WORK TO COMPLETE. Select all lines holding the word "name" from the entries that follow.

Figure collection entries.

──────────────────────────────

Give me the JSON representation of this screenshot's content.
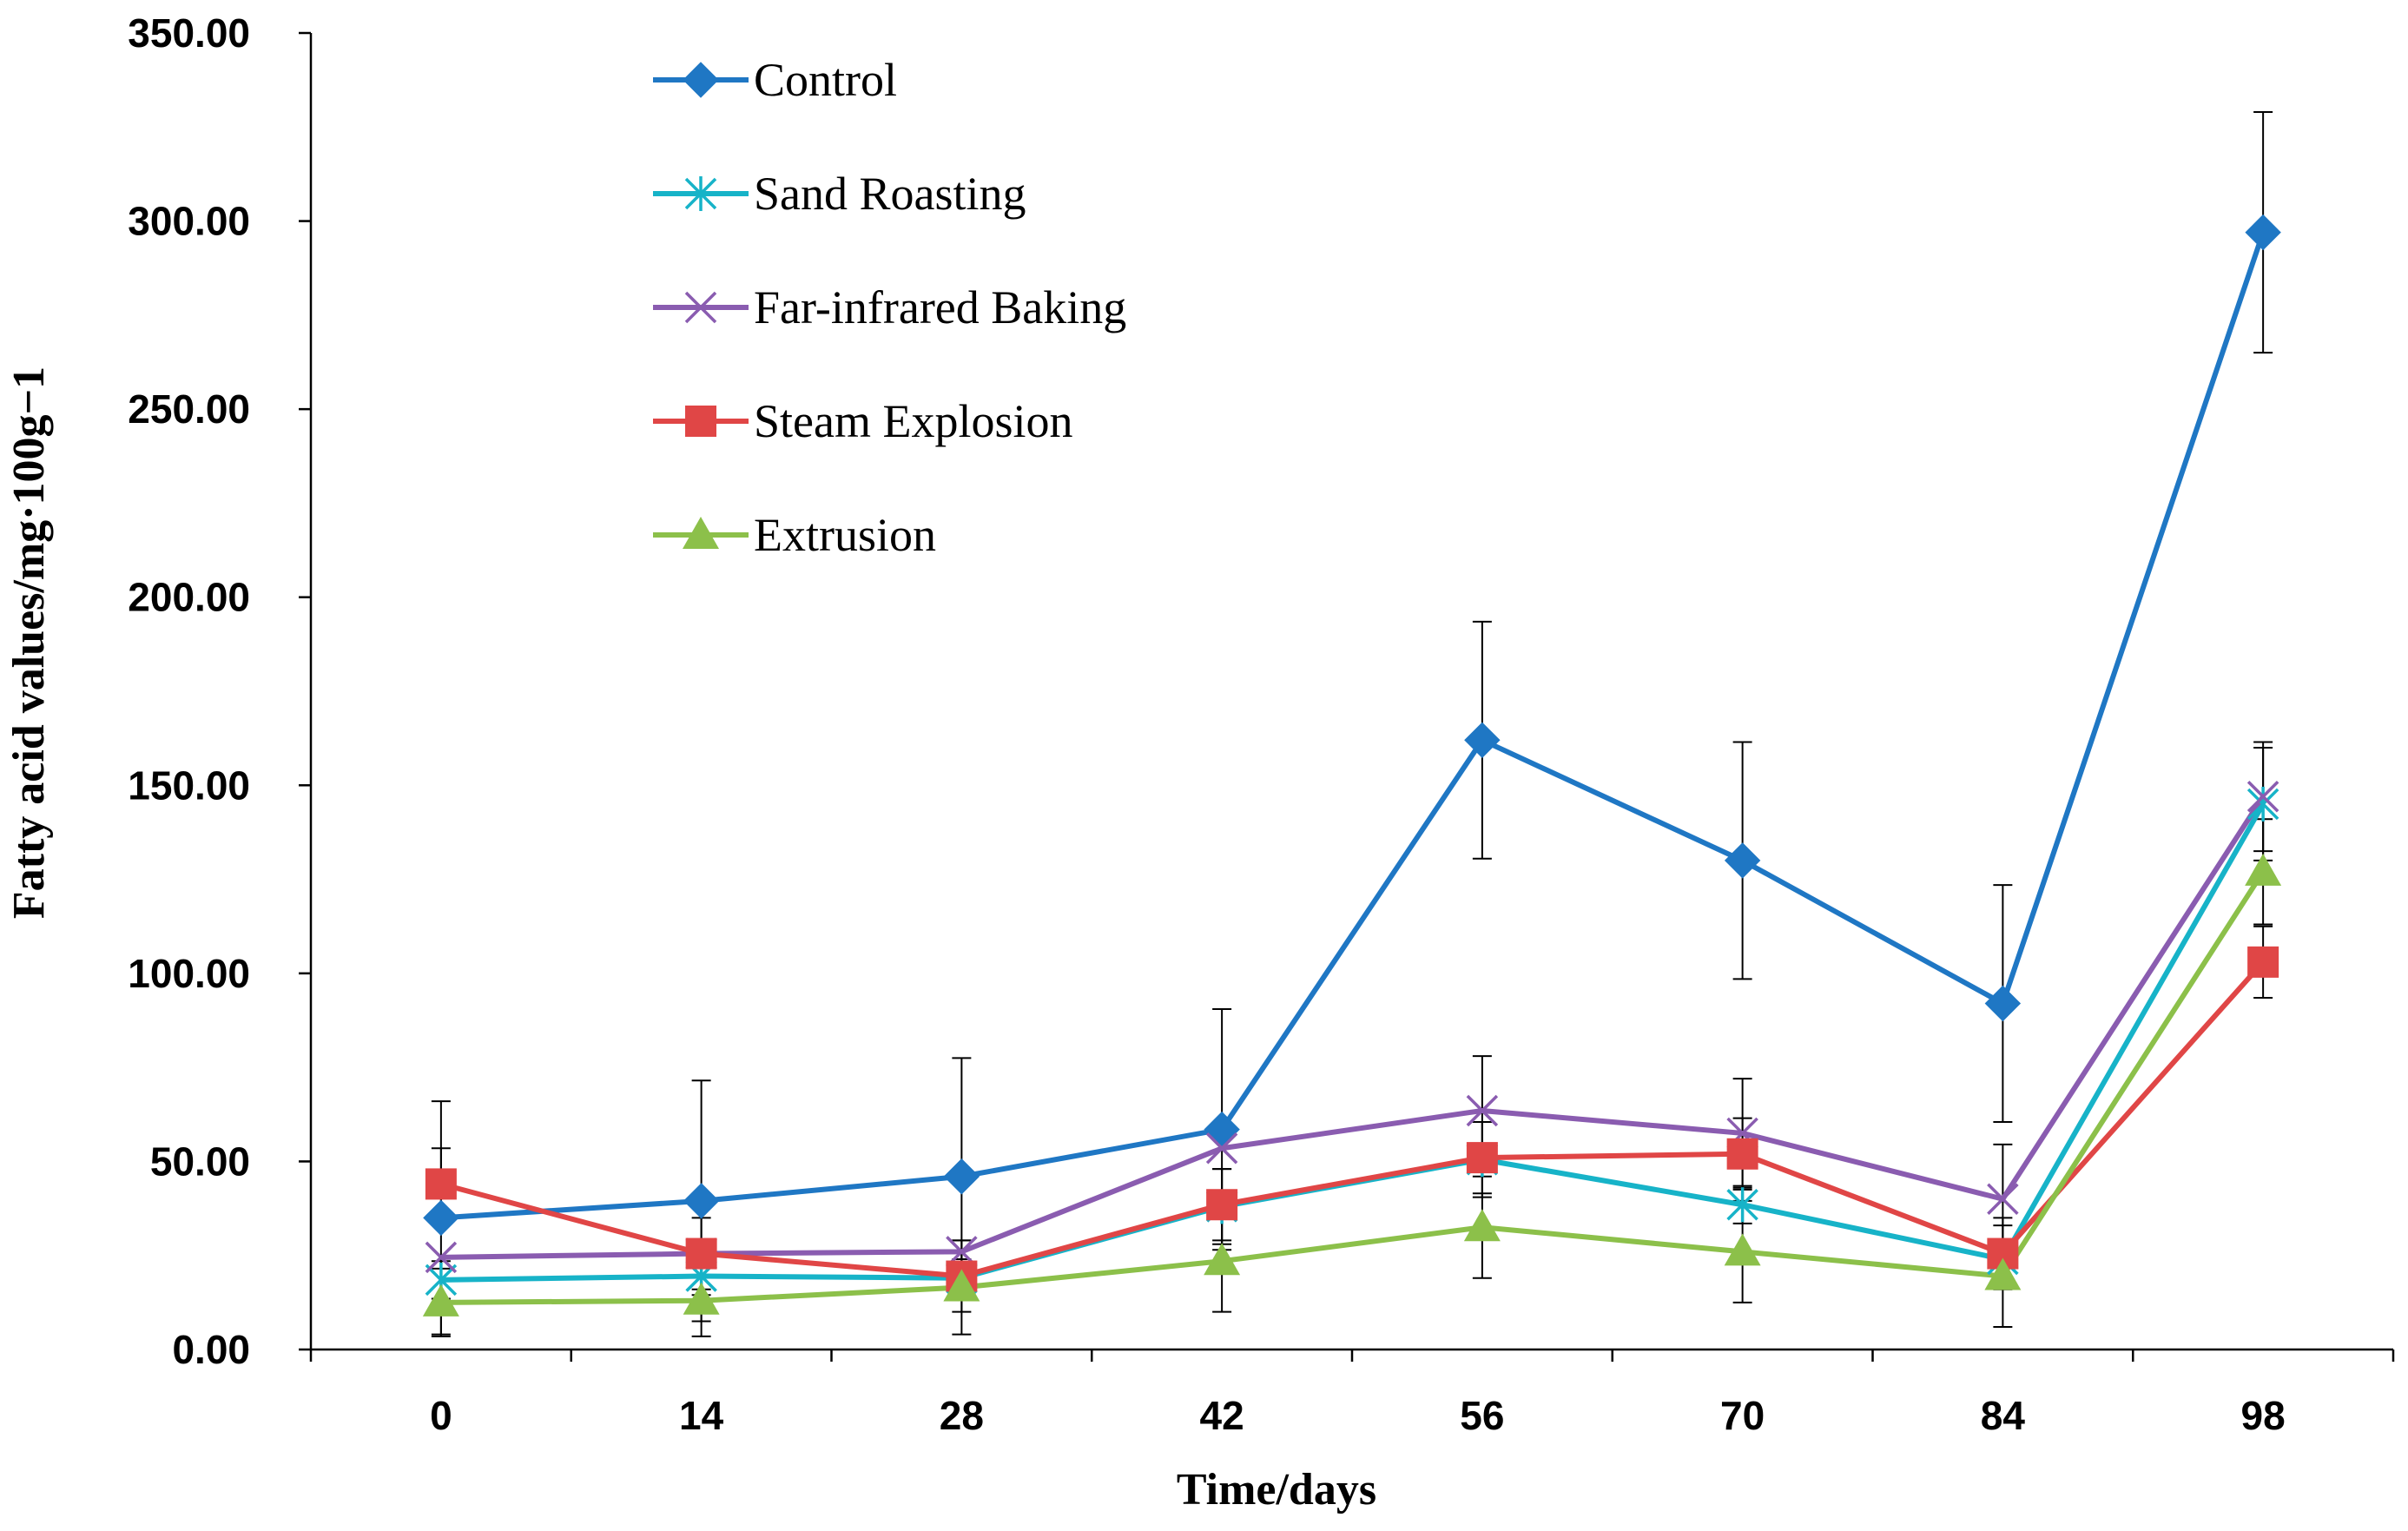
{
  "chart_data": {
    "type": "line",
    "title": "",
    "xlabel": "Time/days",
    "ylabel": "Fatty acid values/mg·100g−1",
    "categories": [
      "0",
      "14",
      "28",
      "42",
      "56",
      "70",
      "84",
      "98"
    ],
    "ylim": [
      0,
      350
    ],
    "yticks": [
      "0.00",
      "50.00",
      "100.00",
      "150.00",
      "200.00",
      "250.00",
      "300.00",
      "350.00"
    ],
    "legend_position": "top-left",
    "series": [
      {
        "name": "Control",
        "color": "#1f77c4",
        "marker": "diamond",
        "values": [
          35,
          39.5,
          46,
          58.5,
          162,
          130,
          92,
          297
        ],
        "errors": [
          31,
          32,
          31.5,
          32,
          31.5,
          31.5,
          31.5,
          32
        ]
      },
      {
        "name": "Sand Roasting",
        "color": "#17b3c8",
        "marker": "asterisk",
        "values": [
          18.5,
          19.5,
          19,
          38,
          50.5,
          38.5,
          24,
          145
        ],
        "errors": [
          5,
          5,
          5,
          10,
          10,
          5,
          5,
          15
        ]
      },
      {
        "name": "Far-infrared Baking",
        "color": "#8a5cb0",
        "marker": "x",
        "values": [
          24.5,
          25.5,
          26,
          53.5,
          63.5,
          57.5,
          40,
          147
        ],
        "errors": [
          0,
          0,
          0,
          0,
          14.5,
          14.5,
          14.5,
          14.5
        ]
      },
      {
        "name": "Steam Explosion",
        "color": "#e04646",
        "marker": "square",
        "values": [
          44,
          25.5,
          19.5,
          38.5,
          51,
          52,
          25.5,
          103
        ],
        "errors": [
          9.5,
          9.5,
          9.5,
          9.5,
          9.5,
          9.5,
          9.5,
          9.5
        ]
      },
      {
        "name": "Extrusion",
        "color": "#8cc04a",
        "marker": "triangle",
        "values": [
          12.5,
          13,
          16.5,
          23.5,
          32.5,
          26,
          19.5,
          127
        ],
        "errors": [
          9,
          9.5,
          12.5,
          13.5,
          13.5,
          13.5,
          13.5,
          14
        ]
      }
    ]
  }
}
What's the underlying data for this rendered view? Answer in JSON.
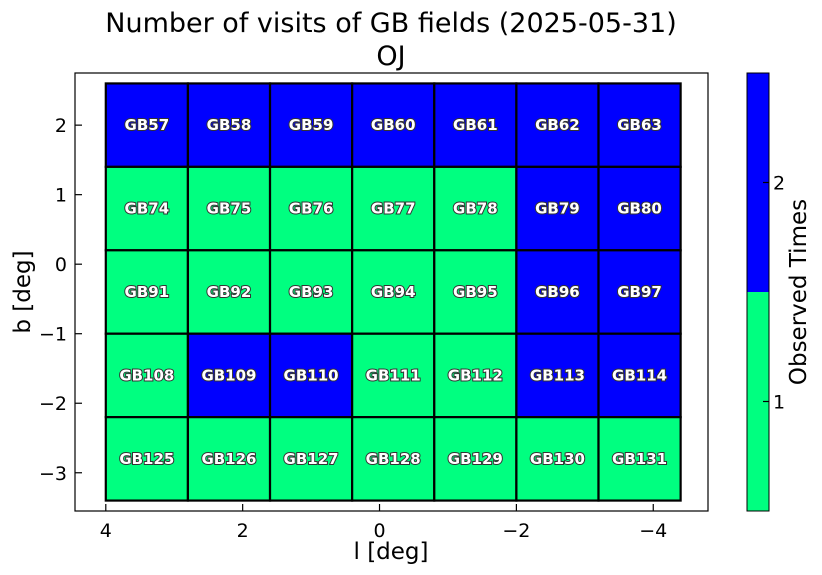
{
  "chart_data": {
    "type": "heatmap",
    "title": "Number of visits of GB fields (2025-05-31)",
    "subtitle": "OJ",
    "xlabel": "l [deg]",
    "ylabel": "b [deg]",
    "xlim": [
      4.45,
      -4.8
    ],
    "ylim": [
      -3.55,
      2.75
    ],
    "x_ticks": [
      4,
      2,
      0,
      -2,
      -4
    ],
    "x_tick_labels": [
      "4",
      "2",
      "0",
      "−2",
      "−4"
    ],
    "y_ticks": [
      2,
      1,
      0,
      -1,
      -2,
      -3
    ],
    "y_tick_labels": [
      "2",
      "1",
      "0",
      "−1",
      "−2",
      "−3"
    ],
    "grid": false,
    "columns_l_edges": [
      4.0,
      2.8,
      1.6,
      0.4,
      -0.8,
      -2.0,
      -3.2,
      -4.4
    ],
    "rows_b_edges": [
      2.6,
      1.4,
      0.2,
      -1.0,
      -2.2,
      -3.4
    ],
    "fields": [
      [
        "GB57",
        "GB58",
        "GB59",
        "GB60",
        "GB61",
        "GB62",
        "GB63"
      ],
      [
        "GB74",
        "GB75",
        "GB76",
        "GB77",
        "GB78",
        "GB79",
        "GB80"
      ],
      [
        "GB91",
        "GB92",
        "GB93",
        "GB94",
        "GB95",
        "GB96",
        "GB97"
      ],
      [
        "GB108",
        "GB109",
        "GB110",
        "GB111",
        "GB112",
        "GB113",
        "GB114"
      ],
      [
        "GB125",
        "GB126",
        "GB127",
        "GB128",
        "GB129",
        "GB130",
        "GB131"
      ]
    ],
    "values": [
      [
        2,
        2,
        2,
        2,
        2,
        2,
        2
      ],
      [
        1,
        1,
        1,
        1,
        1,
        2,
        2
      ],
      [
        1,
        1,
        1,
        1,
        1,
        2,
        2
      ],
      [
        1,
        2,
        2,
        1,
        1,
        2,
        2
      ],
      [
        1,
        1,
        1,
        1,
        1,
        1,
        1
      ]
    ],
    "colorbar": {
      "label": "Observed Times",
      "range": [
        0.5,
        2.5
      ],
      "ticks": [
        1,
        2
      ],
      "tick_labels": [
        "1",
        "2"
      ],
      "colors": {
        "1": "#00ff80",
        "2": "#0000ff"
      }
    }
  }
}
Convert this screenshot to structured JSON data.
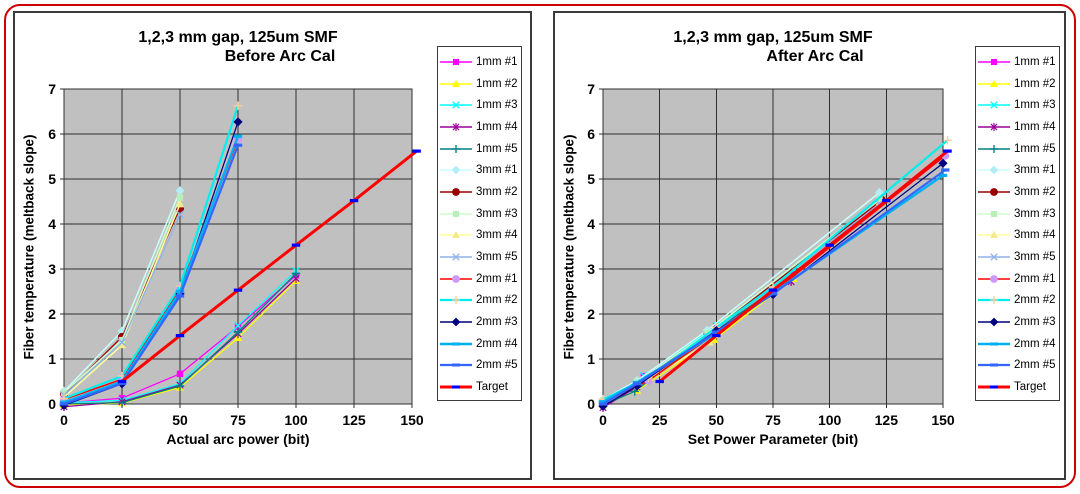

──────────────────────────────

ANSWER IN FULL.
        "name": "Control",
        "name": "Sand Roasting",
        "name": "Far-infrared Baking",
        "name": "Steam Explosion",
        "name": "Extrusion",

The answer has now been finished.